>> BEGIN SOURCE DATA
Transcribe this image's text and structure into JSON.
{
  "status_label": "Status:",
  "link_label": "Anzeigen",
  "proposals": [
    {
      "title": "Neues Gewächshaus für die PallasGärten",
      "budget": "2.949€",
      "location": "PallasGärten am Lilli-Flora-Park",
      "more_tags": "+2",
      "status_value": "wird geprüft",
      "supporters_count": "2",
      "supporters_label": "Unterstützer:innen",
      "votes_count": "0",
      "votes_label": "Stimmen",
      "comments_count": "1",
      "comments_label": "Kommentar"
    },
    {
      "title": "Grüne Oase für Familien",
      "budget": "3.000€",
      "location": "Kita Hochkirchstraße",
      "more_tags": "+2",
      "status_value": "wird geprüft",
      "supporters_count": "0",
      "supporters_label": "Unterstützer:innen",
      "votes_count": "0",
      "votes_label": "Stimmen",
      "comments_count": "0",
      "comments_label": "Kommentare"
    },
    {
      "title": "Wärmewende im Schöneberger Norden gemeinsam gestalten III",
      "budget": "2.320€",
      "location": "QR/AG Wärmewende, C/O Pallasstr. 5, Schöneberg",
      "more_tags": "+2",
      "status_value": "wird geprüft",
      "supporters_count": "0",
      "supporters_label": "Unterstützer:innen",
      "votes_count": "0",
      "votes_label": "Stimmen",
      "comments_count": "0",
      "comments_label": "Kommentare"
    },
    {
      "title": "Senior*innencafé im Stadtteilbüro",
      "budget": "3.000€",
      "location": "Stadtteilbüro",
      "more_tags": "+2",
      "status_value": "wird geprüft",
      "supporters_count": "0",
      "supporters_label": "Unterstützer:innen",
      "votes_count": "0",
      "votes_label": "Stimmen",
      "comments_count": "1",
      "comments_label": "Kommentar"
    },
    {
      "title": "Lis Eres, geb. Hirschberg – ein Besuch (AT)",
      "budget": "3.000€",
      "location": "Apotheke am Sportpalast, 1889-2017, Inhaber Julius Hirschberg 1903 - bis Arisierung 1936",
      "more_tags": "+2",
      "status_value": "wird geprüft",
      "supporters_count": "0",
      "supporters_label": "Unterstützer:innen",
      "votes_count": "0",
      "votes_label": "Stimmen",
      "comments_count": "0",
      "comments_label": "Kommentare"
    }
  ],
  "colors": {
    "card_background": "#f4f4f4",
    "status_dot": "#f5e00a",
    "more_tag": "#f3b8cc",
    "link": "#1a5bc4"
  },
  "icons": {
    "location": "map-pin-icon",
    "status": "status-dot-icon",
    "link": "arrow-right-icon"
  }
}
>> END SOURCE DATA
# TASK DETAILS:
Please set down all the data word for word.

# ANSWER BELOW:
Transcribe this image's text and structure into JSON.
{
  "status_label": "Status:",
  "link_label": "Anzeigen",
  "proposals": [
    {
      "title": "Neues Gewächshaus für die PallasGärten",
      "budget": "2.949€",
      "location": "PallasGärten am Lilli-Flora-Park",
      "more_tags": "+2",
      "status_value": "wird geprüft",
      "supporters_count": "2",
      "supporters_label": "Unterstützer:innen",
      "votes_count": "0",
      "votes_label": "Stimmen",
      "comments_count": "1",
      "comments_label": "Kommentar"
    },
    {
      "title": "Grüne Oase für Familien",
      "budget": "3.000€",
      "location": "Kita Hochkirchstraße",
      "more_tags": "+2",
      "status_value": "wird geprüft",
      "supporters_count": "0",
      "supporters_label": "Unterstützer:innen",
      "votes_count": "0",
      "votes_label": "Stimmen",
      "comments_count": "0",
      "comments_label": "Kommentare"
    },
    {
      "title": "Wärmewende im Schöneberger Norden gemeinsam gestalten III",
      "budget": "2.320€",
      "location": "QR/AG Wärmewende, C/O Pallasstr. 5, Schöneberg",
      "more_tags": "+2",
      "status_value": "wird geprüft",
      "supporters_count": "0",
      "supporters_label": "Unterstützer:innen",
      "votes_count": "0",
      "votes_label": "Stimmen",
      "comments_count": "0",
      "comments_label": "Kommentare"
    },
    {
      "title": "Senior*innencafé im Stadtteilbüro",
      "budget": "3.000€",
      "location": "Stadtteilbüro",
      "more_tags": "+2",
      "status_value": "wird geprüft",
      "supporters_count": "0",
      "supporters_label": "Unterstützer:innen",
      "votes_count": "0",
      "votes_label": "Stimmen",
      "comments_count": "1",
      "comments_label": "Kommentar"
    },
    {
      "title": "Lis Eres, geb. Hirschberg – ein Besuch (AT)",
      "budget": "3.000€",
      "location": "Apotheke am Sportpalast, 1889-2017, Inhaber Julius Hirschberg 1903 - bis Arisierung 1936",
      "more_tags": "+2",
      "status_value": "wird geprüft",
      "supporters_count": "0",
      "supporters_label": "Unterstützer:innen",
      "votes_count": "0",
      "votes_label": "Stimmen",
      "comments_count": "0",
      "comments_label": "Kommentare"
    }
  ],
  "colors": {
    "card_background": "#f4f4f4",
    "status_dot": "#f5e00a",
    "more_tag": "#f3b8cc",
    "link": "#1a5bc4"
  },
  "icons": {
    "location": "map-pin-icon",
    "status": "status-dot-icon",
    "link": "arrow-right-icon"
  }
}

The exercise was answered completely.